Problem to work on> Pick out all lines in the listing holding the string "Account" and copy them.

★ ★ ★

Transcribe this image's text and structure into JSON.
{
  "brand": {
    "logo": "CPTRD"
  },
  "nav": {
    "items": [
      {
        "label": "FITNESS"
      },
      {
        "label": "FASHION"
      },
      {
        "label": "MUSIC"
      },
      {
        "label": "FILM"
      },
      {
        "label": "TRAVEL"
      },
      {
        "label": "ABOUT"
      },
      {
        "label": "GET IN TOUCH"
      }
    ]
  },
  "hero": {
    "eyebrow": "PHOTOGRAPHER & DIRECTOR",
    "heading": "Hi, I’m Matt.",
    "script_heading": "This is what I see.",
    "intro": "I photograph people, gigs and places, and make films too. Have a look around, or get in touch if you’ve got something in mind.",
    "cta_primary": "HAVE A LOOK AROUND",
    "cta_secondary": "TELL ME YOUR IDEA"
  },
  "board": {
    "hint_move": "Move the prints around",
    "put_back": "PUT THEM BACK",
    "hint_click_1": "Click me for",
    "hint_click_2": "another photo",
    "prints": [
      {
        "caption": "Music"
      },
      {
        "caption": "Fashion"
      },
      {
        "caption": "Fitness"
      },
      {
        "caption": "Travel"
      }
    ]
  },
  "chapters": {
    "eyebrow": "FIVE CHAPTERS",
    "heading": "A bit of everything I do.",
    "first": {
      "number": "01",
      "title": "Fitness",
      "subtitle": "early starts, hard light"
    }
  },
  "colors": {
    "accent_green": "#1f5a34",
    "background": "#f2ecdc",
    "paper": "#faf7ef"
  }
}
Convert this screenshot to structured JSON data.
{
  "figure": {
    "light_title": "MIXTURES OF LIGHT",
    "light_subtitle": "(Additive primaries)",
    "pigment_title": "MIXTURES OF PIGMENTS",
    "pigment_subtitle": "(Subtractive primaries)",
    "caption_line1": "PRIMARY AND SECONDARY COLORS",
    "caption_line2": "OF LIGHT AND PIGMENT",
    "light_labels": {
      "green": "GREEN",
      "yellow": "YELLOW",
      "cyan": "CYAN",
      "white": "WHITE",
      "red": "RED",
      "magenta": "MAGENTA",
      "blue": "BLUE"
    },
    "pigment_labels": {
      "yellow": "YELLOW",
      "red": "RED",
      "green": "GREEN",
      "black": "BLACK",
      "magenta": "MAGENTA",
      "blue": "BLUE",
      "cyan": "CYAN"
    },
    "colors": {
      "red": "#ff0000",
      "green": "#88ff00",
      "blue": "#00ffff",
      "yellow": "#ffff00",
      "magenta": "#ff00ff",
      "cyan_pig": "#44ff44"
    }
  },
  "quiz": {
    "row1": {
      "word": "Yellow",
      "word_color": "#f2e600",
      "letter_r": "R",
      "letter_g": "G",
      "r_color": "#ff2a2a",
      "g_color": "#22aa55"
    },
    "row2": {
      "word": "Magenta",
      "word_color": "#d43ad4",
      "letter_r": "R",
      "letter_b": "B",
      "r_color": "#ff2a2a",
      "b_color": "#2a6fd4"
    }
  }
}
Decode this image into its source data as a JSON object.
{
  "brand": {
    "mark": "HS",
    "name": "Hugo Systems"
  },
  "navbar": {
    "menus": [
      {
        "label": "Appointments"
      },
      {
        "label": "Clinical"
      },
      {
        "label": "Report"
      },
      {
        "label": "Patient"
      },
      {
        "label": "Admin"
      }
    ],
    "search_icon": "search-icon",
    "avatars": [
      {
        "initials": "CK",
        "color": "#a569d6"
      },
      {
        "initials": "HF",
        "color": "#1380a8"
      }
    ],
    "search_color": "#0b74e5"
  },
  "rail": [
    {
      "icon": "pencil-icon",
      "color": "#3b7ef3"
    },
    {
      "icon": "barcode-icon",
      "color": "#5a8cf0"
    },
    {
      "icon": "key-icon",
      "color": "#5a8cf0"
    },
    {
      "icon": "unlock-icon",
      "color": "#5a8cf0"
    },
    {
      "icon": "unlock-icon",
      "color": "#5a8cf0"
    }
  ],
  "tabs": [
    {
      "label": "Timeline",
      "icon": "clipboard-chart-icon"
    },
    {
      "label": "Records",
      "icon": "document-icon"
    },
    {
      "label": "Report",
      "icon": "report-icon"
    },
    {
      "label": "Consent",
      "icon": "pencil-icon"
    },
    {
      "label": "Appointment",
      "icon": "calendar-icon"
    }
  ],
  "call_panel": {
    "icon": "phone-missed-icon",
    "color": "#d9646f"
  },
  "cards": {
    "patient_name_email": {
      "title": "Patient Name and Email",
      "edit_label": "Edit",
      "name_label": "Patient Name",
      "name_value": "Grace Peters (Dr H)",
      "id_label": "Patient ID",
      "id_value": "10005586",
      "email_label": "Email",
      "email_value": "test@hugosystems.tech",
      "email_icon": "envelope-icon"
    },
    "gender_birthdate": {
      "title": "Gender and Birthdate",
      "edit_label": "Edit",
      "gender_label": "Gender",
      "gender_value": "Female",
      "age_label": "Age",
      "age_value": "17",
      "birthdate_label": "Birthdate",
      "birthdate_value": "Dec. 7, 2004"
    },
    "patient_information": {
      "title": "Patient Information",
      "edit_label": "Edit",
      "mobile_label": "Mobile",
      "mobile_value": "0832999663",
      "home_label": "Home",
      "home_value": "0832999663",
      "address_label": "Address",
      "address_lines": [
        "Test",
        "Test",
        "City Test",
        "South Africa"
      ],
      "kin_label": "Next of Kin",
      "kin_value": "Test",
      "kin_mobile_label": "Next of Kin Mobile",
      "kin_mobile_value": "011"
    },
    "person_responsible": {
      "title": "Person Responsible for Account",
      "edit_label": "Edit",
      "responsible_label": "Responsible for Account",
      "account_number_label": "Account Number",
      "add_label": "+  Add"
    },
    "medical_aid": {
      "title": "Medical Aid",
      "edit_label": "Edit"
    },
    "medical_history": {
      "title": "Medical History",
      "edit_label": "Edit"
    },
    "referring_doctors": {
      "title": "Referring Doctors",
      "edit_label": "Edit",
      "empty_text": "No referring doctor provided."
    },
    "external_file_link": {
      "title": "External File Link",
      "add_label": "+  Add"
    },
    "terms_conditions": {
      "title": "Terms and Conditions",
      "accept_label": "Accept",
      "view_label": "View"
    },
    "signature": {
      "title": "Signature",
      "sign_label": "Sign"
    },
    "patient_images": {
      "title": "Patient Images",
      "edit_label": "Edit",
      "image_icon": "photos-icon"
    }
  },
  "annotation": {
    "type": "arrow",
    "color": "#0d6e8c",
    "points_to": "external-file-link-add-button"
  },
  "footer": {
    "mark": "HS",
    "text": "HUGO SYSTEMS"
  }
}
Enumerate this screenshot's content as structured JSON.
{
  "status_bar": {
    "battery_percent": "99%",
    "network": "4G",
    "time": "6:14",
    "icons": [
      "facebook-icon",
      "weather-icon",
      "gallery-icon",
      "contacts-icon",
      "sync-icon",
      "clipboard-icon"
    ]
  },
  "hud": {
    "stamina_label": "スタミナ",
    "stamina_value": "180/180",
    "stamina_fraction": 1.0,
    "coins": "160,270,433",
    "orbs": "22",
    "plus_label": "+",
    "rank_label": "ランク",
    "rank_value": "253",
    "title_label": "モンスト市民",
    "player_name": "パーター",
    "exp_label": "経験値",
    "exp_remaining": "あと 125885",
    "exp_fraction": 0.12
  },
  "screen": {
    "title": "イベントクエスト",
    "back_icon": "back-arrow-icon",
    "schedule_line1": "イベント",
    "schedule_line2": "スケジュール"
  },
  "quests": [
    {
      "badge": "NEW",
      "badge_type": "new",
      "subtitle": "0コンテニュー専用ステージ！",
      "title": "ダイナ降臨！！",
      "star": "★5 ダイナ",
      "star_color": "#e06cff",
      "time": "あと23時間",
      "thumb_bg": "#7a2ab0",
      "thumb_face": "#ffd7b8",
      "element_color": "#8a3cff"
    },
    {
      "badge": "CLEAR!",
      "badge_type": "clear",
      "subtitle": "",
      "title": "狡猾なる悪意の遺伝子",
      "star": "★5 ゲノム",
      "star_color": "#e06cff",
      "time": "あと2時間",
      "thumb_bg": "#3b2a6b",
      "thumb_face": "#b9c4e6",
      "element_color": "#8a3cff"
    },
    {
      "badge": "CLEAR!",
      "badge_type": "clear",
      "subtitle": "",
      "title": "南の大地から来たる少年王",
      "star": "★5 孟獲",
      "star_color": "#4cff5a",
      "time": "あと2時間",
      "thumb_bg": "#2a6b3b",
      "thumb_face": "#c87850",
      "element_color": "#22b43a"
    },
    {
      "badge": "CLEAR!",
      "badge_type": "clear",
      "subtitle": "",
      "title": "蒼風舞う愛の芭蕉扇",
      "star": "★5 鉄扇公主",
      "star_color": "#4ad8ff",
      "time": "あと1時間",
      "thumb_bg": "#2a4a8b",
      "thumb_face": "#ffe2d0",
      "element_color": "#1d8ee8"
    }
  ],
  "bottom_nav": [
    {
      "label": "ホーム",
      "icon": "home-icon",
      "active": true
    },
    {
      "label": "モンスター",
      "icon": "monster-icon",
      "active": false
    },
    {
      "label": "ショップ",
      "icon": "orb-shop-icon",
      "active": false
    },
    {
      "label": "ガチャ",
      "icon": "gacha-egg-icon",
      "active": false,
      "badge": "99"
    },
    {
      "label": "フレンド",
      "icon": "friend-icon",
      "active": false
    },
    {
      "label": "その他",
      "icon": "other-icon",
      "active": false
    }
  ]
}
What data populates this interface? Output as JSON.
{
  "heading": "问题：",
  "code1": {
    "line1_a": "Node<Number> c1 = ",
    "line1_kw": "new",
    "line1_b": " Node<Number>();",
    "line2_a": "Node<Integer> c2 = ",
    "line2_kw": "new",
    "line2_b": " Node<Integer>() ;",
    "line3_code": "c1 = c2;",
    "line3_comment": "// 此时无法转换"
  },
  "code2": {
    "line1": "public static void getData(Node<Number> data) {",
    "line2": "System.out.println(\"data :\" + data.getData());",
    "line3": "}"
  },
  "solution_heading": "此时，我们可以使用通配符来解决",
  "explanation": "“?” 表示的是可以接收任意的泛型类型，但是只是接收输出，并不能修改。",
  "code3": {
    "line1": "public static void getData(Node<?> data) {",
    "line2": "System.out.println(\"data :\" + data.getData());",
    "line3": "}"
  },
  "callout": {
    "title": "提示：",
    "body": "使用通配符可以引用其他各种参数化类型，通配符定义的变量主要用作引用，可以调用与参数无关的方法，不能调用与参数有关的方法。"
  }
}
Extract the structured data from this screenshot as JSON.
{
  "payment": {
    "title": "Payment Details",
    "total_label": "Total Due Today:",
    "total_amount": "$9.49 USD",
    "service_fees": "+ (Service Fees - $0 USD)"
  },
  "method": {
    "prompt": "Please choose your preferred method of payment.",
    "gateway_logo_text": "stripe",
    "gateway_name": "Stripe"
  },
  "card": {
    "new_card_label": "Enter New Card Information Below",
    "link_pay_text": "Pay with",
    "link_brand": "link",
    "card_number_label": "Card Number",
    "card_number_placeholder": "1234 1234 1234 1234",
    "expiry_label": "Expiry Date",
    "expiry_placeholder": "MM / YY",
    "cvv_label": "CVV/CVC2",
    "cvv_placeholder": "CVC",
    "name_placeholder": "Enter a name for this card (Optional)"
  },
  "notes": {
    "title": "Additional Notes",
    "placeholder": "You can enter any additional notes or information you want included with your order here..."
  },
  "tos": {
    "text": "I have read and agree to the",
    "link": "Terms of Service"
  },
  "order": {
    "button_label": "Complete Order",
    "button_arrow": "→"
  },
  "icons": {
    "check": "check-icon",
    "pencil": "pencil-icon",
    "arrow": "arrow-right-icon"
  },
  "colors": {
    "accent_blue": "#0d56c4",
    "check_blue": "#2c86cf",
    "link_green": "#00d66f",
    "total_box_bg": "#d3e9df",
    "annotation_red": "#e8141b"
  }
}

★ ★ ★

Response to this task>
      "title": "Person Responsible for Account",
      "responsible_label": "Responsible for Account",
      "account_number_label": "Account Number",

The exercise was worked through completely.